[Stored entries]
*****
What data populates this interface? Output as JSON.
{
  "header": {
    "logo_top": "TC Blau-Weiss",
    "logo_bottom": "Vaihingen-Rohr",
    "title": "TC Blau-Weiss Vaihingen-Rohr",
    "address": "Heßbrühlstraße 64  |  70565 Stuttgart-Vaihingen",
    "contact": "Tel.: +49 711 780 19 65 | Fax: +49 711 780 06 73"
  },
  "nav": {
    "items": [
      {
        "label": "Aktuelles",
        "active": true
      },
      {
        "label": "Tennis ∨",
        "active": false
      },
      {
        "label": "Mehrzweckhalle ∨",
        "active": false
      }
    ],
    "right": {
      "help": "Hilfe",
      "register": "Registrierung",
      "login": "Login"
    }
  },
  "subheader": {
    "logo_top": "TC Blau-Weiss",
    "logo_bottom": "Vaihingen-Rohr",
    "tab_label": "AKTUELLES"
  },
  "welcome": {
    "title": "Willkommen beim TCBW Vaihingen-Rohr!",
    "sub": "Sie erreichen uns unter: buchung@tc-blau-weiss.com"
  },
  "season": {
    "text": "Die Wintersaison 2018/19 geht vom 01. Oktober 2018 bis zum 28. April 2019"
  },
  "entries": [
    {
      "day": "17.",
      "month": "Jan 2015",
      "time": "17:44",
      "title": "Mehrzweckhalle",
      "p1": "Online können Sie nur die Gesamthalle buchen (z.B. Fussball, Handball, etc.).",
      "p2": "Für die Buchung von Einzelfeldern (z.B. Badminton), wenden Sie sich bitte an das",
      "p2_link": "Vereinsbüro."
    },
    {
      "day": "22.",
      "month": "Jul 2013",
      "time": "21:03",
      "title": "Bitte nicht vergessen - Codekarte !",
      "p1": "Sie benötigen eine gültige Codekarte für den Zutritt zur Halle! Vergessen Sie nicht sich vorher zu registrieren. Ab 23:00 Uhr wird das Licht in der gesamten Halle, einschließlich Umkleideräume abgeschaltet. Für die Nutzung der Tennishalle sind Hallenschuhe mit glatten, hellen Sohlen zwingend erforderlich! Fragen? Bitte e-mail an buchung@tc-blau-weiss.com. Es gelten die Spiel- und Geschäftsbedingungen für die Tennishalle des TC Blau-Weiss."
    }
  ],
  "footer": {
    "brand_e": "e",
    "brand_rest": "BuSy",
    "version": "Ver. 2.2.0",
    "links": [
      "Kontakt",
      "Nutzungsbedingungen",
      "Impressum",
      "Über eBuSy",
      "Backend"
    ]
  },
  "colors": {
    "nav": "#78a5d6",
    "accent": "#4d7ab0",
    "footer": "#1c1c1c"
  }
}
*****
**WHAT IS NEEDED**
Please copy out each record, character for character.

**OUTPUT FOR THIS EXERCISE**
What data populates this interface? Output as JSON.
{
  "header": {
    "logo_top": "TC Blau-Weiss",
    "logo_bottom": "Vaihingen-Rohr",
    "title": "TC Blau-Weiss Vaihingen-Rohr",
    "address": "Heßbrühlstraße 64  |  70565 Stuttgart-Vaihingen",
    "contact": "Tel.: +49 711 780 19 65 | Fax: +49 711 780 06 73"
  },
  "nav": {
    "items": [
      {
        "label": "Aktuelles",
        "active": true
      },
      {
        "label": "Tennis ∨",
        "active": false
      },
      {
        "label": "Mehrzweckhalle ∨",
        "active": false
      }
    ],
    "right": {
      "help": "Hilfe",
      "register": "Registrierung",
      "login": "Login"
    }
  },
  "subheader": {
    "logo_top": "TC Blau-Weiss",
    "logo_bottom": "Vaihingen-Rohr",
    "tab_label": "AKTUELLES"
  },
  "welcome": {
    "title": "Willkommen beim TCBW Vaihingen-Rohr!",
    "sub": "Sie erreichen uns unter: buchung@tc-blau-weiss.com"
  },
  "season": {
    "text": "Die Wintersaison 2018/19 geht vom 01. Oktober 2018 bis zum 28. April 2019"
  },
  "entries": [
    {
      "day": "17.",
      "month": "Jan 2015",
      "time": "17:44",
      "title": "Mehrzweckhalle",
      "p1": "Online können Sie nur die Gesamthalle buchen (z.B. Fussball, Handball, etc.).",
      "p2": "Für die Buchung von Einzelfeldern (z.B. Badminton), wenden Sie sich bitte an das",
      "p2_link": "Vereinsbüro."
    },
    {
      "day": "22.",
      "month": "Jul 2013",
      "time": "21:03",
      "title": "Bitte nicht vergessen - Codekarte !",
      "p1": "Sie benötigen eine gültige Codekarte für den Zutritt zur Halle! Vergessen Sie nicht sich vorher zu registrieren. Ab 23:00 Uhr wird das Licht in der gesamten Halle, einschließlich Umkleideräume abgeschaltet. Für die Nutzung der Tennishalle sind Hallenschuhe mit glatten, hellen Sohlen zwingend erforderlich! Fragen? Bitte e-mail an buchung@tc-blau-weiss.com. Es gelten die Spiel- und Geschäftsbedingungen für die Tennishalle des TC Blau-Weiss."
    }
  ],
  "footer": {
    "brand_e": "e",
    "brand_rest": "BuSy",
    "version": "Ver. 2.2.0",
    "links": [
      "Kontakt",
      "Nutzungsbedingungen",
      "Impressum",
      "Über eBuSy",
      "Backend"
    ]
  },
  "colors": {
    "nav": "#78a5d6",
    "accent": "#4d7ab0",
    "footer": "#1c1c1c"
  }
}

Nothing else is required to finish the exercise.